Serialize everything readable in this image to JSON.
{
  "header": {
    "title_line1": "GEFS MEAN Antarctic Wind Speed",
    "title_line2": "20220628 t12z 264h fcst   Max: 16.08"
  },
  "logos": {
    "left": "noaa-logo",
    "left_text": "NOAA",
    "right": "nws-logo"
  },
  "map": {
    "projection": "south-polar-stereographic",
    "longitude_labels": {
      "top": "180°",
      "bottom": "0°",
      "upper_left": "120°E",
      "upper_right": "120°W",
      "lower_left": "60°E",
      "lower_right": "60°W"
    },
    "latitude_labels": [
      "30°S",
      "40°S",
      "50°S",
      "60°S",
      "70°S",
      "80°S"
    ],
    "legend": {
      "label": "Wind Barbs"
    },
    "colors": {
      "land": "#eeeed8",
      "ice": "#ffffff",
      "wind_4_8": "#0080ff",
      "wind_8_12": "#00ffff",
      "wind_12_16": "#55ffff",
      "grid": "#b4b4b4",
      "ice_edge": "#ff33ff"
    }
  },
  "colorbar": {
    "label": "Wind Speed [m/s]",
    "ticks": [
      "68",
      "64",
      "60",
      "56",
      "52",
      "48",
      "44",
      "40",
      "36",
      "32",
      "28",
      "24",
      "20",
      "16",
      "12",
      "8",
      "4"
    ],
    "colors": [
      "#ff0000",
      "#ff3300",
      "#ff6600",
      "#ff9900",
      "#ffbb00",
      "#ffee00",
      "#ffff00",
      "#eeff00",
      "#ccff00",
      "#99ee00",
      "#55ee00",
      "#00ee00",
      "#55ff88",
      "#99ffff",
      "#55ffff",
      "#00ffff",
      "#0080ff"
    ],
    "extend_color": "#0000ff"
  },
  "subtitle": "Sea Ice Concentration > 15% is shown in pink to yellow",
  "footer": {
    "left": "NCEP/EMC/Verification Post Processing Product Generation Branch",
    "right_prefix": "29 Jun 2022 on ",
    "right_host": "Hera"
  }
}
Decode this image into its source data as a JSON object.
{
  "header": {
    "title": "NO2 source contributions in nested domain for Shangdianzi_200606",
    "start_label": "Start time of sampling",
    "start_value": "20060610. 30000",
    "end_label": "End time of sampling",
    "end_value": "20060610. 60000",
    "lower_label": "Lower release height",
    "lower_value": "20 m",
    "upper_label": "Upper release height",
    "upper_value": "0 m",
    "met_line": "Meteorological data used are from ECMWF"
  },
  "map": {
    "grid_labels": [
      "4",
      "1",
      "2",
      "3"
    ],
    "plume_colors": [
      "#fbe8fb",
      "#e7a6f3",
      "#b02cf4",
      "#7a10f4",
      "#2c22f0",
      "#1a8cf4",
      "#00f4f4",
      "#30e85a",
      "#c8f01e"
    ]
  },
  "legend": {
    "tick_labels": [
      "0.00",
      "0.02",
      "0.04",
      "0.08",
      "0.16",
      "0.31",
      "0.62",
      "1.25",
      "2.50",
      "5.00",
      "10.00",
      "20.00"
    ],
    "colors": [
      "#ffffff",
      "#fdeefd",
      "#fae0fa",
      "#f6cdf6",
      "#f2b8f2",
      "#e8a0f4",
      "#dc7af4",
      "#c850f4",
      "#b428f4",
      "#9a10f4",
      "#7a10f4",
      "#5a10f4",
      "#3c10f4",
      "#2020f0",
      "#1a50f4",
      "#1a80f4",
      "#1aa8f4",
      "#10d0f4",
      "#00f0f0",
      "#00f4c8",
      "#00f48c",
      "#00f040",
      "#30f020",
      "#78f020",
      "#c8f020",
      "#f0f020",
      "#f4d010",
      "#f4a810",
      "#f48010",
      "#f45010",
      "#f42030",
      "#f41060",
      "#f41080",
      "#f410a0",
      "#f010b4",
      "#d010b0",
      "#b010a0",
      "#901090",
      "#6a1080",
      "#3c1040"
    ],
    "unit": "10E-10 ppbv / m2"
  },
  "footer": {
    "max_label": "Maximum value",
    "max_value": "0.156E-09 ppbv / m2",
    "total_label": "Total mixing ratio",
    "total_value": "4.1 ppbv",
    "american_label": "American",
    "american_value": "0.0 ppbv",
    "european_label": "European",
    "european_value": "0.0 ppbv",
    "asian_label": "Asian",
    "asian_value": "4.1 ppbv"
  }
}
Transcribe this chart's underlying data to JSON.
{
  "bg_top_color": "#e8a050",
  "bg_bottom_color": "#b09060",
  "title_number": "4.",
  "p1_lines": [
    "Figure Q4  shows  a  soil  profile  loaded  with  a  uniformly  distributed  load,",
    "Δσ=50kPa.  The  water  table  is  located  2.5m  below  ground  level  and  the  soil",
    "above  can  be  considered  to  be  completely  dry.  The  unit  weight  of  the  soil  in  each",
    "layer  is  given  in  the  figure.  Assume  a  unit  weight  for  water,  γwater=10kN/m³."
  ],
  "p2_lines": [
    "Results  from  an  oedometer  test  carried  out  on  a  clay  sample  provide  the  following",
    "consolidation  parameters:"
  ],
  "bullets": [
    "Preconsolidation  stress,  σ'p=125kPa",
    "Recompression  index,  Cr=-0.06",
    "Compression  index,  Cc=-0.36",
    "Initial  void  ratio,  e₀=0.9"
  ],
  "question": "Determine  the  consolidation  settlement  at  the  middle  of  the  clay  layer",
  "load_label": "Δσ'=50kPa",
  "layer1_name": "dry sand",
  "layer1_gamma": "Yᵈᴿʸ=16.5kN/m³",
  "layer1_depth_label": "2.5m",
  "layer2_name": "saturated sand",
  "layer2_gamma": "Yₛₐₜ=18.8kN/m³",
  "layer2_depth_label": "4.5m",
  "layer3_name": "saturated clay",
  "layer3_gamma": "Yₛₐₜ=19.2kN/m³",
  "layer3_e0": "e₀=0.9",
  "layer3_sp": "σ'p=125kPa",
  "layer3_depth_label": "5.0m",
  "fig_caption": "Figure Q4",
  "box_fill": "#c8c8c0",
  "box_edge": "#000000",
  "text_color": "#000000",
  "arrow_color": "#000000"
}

Exercise brief
Your task is to print the whole listing again exactly.

Exercise solution
Serialize everything readable in this image to JSON.
{
  "header": {
    "title_line1": "GEFS MEAN Antarctic Wind Speed",
    "title_line2": "20220628 t12z 264h fcst   Max: 16.08"
  },
  "logos": {
    "left": "noaa-logo",
    "left_text": "NOAA",
    "right": "nws-logo"
  },
  "map": {
    "projection": "south-polar-stereographic",
    "longitude_labels": {
      "top": "180°",
      "bottom": "0°",
      "upper_left": "120°E",
      "upper_right": "120°W",
      "lower_left": "60°E",
      "lower_right": "60°W"
    },
    "latitude_labels": [
      "30°S",
      "40°S",
      "50°S",
      "60°S",
      "70°S",
      "80°S"
    ],
    "legend": {
      "label": "Wind Barbs"
    },
    "colors": {
      "land": "#eeeed8",
      "ice": "#ffffff",
      "wind_4_8": "#0080ff",
      "wind_8_12": "#00ffff",
      "wind_12_16": "#55ffff",
      "grid": "#b4b4b4",
      "ice_edge": "#ff33ff"
    }
  },
  "colorbar": {
    "label": "Wind Speed [m/s]",
    "ticks": [
      "68",
      "64",
      "60",
      "56",
      "52",
      "48",
      "44",
      "40",
      "36",
      "32",
      "28",
      "24",
      "20",
      "16",
      "12",
      "8",
      "4"
    ],
    "colors": [
      "#ff0000",
      "#ff3300",
      "#ff6600",
      "#ff9900",
      "#ffbb00",
      "#ffee00",
      "#ffff00",
      "#eeff00",
      "#ccff00",
      "#99ee00",
      "#55ee00",
      "#00ee00",
      "#55ff88",
      "#99ffff",
      "#55ffff",
      "#00ffff",
      "#0080ff"
    ],
    "extend_color": "#0000ff"
  },
  "subtitle": "Sea Ice Concentration > 15% is shown in pink to yellow",
  "footer": {
    "left": "NCEP/EMC/Verification Post Processing Product Generation Branch",
    "right_prefix": "29 Jun 2022 on ",
    "right_host": "Hera"
  }
}
Decode this image into its source data as a JSON object.
{
  "header": {
    "title": "NO2 source contributions in nested domain for Shangdianzi_200606",
    "start_label": "Start time of sampling",
    "start_value": "20060610. 30000",
    "end_label": "End time of sampling",
    "end_value": "20060610. 60000",
    "lower_label": "Lower release height",
    "lower_value": "20 m",
    "upper_label": "Upper release height",
    "upper_value": "0 m",
    "met_line": "Meteorological data used are from ECMWF"
  },
  "map": {
    "grid_labels": [
      "4",
      "1",
      "2",
      "3"
    ],
    "plume_colors": [
      "#fbe8fb",
      "#e7a6f3",
      "#b02cf4",
      "#7a10f4",
      "#2c22f0",
      "#1a8cf4",
      "#00f4f4",
      "#30e85a",
      "#c8f01e"
    ]
  },
  "legend": {
    "tick_labels": [
      "0.00",
      "0.02",
      "0.04",
      "0.08",
      "0.16",
      "0.31",
      "0.62",
      "1.25",
      "2.50",
      "5.00",
      "10.00",
      "20.00"
    ],
    "colors": [
      "#ffffff",
      "#fdeefd",
      "#fae0fa",
      "#f6cdf6",
      "#f2b8f2",
      "#e8a0f4",
      "#dc7af4",
      "#c850f4",
      "#b428f4",
      "#9a10f4",
      "#7a10f4",
      "#5a10f4",
      "#3c10f4",
      "#2020f0",
      "#1a50f4",
      "#1a80f4",
      "#1aa8f4",
      "#10d0f4",
      "#00f0f0",
      "#00f4c8",
      "#00f48c",
      "#00f040",
      "#30f020",
      "#78f020",
      "#c8f020",
      "#f0f020",
      "#f4d010",
      "#f4a810",
      "#f48010",
      "#f45010",
      "#f42030",
      "#f41060",
      "#f41080",
      "#f410a0",
      "#f010b4",
      "#d010b0",
      "#b010a0",
      "#901090",
      "#6a1080",
      "#3c1040"
    ],
    "unit": "10E-10 ppbv / m2"
  },
  "footer": {
    "max_label": "Maximum value",
    "max_value": "0.156E-09 ppbv / m2",
    "total_label": "Total mixing ratio",
    "total_value": "4.1 ppbv",
    "american_label": "American",
    "american_value": "0.0 ppbv",
    "european_label": "European",
    "european_value": "0.0 ppbv",
    "asian_label": "Asian",
    "asian_value": "4.1 ppbv"
  }
}
Transcribe this chart's underlying data to JSON.
{
  "bg_top_color": "#e8a050",
  "bg_bottom_color": "#b09060",
  "title_number": "4.",
  "p1_lines": [
    "Figure Q4  shows  a  soil  profile  loaded  with  a  uniformly  distributed  load,",
    "Δσ=50kPa.  The  water  table  is  located  2.5m  below  ground  level  and  the  soil",
    "above  can  be  considered  to  be  completely  dry.  The  unit  weight  of  the  soil  in  each",
    "layer  is  given  in  the  figure.  Assume  a  unit  weight  for  water,  γwater=10kN/m³."
  ],
  "p2_lines": [
    "Results  from  an  oedometer  test  carried  out  on  a  clay  sample  provide  the  following",
    "consolidation  parameters:"
  ],
  "bullets": [
    "Preconsolidation  stress,  σ'p=125kPa",
    "Recompression  index,  Cr=-0.06",
    "Compression  index,  Cc=-0.36",
    "Initial  void  ratio,  e₀=0.9"
  ],
  "question": "Determine  the  consolidation  settlement  at  the  middle  of  the  clay  layer",
  "load_label": "Δσ'=50kPa",
  "layer1_name": "dry sand",
  "layer1_gamma": "Yᵈᴿʸ=16.5kN/m³",
  "layer1_depth_label": "2.5m",
  "layer2_name": "saturated sand",
  "layer2_gamma": "Yₛₐₜ=18.8kN/m³",
  "layer2_depth_label": "4.5m",
  "layer3_name": "saturated clay",
  "layer3_gamma": "Yₛₐₜ=19.2kN/m³",
  "layer3_e0": "e₀=0.9",
  "layer3_sp": "σ'p=125kPa",
  "layer3_depth_label": "5.0m",
  "fig_caption": "Figure Q4",
  "box_fill": "#c8c8c0",
  "box_edge": "#000000",
  "text_color": "#000000",
  "arrow_color": "#000000"
}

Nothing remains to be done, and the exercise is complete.